### TREŚĆ ZADANIA
Przepisz dokładnie wszystkie wiersze poniżej, od wiersza zawierającego „what elements are” aż do wiersza zawierającego „table header: Operating”, łącznie z obydwoma.

### PODANE DANE
◆ ◆ ◆
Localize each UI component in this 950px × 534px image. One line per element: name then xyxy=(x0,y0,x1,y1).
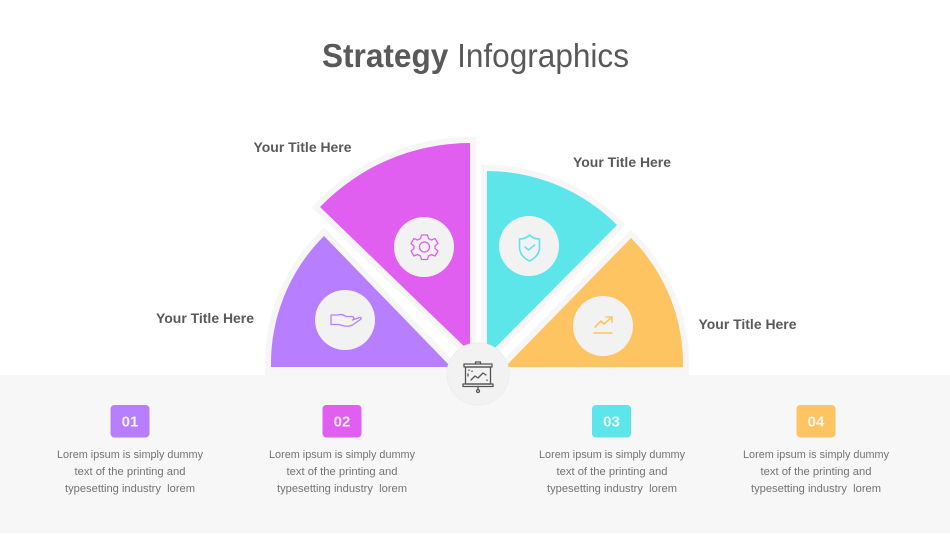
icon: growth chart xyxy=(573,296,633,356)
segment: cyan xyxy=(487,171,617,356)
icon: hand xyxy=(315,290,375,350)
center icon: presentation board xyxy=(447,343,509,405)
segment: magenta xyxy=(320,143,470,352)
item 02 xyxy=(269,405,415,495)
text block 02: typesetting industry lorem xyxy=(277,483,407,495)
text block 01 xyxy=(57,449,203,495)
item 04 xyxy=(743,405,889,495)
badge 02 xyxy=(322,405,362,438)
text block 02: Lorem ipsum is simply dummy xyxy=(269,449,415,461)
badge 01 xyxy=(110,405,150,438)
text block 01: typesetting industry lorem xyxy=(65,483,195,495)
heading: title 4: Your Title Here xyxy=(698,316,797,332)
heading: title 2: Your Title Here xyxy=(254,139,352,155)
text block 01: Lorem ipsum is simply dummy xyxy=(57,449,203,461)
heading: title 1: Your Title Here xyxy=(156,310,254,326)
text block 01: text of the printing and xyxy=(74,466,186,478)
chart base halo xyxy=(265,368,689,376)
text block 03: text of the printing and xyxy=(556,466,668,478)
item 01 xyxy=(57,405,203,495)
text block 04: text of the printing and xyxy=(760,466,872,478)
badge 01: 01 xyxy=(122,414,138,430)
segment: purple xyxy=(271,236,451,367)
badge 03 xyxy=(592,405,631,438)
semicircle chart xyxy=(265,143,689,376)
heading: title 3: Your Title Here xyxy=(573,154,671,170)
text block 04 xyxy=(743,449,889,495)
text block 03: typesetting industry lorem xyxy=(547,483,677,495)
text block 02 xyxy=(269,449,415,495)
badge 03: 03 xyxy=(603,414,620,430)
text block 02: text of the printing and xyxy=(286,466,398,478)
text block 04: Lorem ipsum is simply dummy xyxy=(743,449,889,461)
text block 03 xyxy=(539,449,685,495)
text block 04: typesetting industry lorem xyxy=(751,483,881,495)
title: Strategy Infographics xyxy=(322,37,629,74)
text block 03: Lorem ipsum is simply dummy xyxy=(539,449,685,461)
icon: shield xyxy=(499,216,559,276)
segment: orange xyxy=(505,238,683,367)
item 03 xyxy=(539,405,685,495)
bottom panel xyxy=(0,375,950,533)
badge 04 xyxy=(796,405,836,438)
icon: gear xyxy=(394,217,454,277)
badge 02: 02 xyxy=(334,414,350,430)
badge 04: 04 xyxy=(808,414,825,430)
◆ ◆ ◆
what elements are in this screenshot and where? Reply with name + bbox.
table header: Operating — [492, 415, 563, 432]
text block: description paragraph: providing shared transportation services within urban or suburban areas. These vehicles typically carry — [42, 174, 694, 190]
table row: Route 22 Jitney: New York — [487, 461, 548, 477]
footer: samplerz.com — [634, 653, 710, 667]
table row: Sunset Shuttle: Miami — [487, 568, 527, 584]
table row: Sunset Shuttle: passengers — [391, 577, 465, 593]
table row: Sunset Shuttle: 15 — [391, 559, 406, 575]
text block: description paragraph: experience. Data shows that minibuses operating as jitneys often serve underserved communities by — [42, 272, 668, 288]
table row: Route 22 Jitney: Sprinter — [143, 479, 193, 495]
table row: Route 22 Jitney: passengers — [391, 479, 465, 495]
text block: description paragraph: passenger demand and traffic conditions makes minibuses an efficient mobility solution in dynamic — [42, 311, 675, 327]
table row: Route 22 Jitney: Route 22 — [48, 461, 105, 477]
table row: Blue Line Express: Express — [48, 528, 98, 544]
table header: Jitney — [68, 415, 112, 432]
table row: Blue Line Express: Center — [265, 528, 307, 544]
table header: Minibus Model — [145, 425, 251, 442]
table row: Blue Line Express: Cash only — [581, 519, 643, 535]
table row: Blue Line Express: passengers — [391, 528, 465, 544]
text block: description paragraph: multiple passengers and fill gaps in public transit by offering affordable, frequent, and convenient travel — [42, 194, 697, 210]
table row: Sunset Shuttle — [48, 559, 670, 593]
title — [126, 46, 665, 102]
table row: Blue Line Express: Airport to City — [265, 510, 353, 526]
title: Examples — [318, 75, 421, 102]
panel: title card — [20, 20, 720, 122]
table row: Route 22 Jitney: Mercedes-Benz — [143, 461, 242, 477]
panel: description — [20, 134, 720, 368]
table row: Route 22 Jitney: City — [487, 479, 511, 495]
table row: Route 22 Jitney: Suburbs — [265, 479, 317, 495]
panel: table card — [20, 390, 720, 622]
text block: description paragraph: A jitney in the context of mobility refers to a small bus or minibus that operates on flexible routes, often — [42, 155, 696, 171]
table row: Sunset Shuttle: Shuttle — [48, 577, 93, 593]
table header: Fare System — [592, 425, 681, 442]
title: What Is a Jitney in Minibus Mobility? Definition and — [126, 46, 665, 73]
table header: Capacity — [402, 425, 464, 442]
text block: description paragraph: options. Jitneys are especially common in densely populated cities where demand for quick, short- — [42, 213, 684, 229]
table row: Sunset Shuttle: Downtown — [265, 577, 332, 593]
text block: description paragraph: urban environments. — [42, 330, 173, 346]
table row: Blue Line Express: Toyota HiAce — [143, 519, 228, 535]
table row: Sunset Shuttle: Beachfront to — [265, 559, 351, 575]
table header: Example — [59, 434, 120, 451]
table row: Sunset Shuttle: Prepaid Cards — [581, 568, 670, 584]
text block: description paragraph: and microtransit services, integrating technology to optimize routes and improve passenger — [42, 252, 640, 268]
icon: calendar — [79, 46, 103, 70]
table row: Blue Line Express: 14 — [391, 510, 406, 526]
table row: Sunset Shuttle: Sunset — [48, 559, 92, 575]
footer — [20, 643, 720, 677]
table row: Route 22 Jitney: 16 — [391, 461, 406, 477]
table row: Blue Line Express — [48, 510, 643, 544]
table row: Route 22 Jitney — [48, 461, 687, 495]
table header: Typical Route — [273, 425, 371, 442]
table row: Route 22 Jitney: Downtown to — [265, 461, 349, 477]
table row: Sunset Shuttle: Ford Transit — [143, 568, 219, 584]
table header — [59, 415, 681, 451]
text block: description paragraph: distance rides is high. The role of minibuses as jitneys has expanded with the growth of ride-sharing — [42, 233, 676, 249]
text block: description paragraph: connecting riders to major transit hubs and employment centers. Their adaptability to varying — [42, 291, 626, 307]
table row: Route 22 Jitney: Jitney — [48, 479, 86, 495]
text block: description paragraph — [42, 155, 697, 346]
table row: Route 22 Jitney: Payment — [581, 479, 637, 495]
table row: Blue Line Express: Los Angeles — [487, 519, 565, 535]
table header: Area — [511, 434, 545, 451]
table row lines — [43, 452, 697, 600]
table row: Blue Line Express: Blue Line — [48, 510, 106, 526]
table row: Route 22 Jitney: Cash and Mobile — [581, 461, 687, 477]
◆ ◆ ◆
### ROZWIĄZANIE ZADANIA
what elements are in this screenshot and where? Reply with name + bbox.
table header: Operating — [492, 415, 563, 432]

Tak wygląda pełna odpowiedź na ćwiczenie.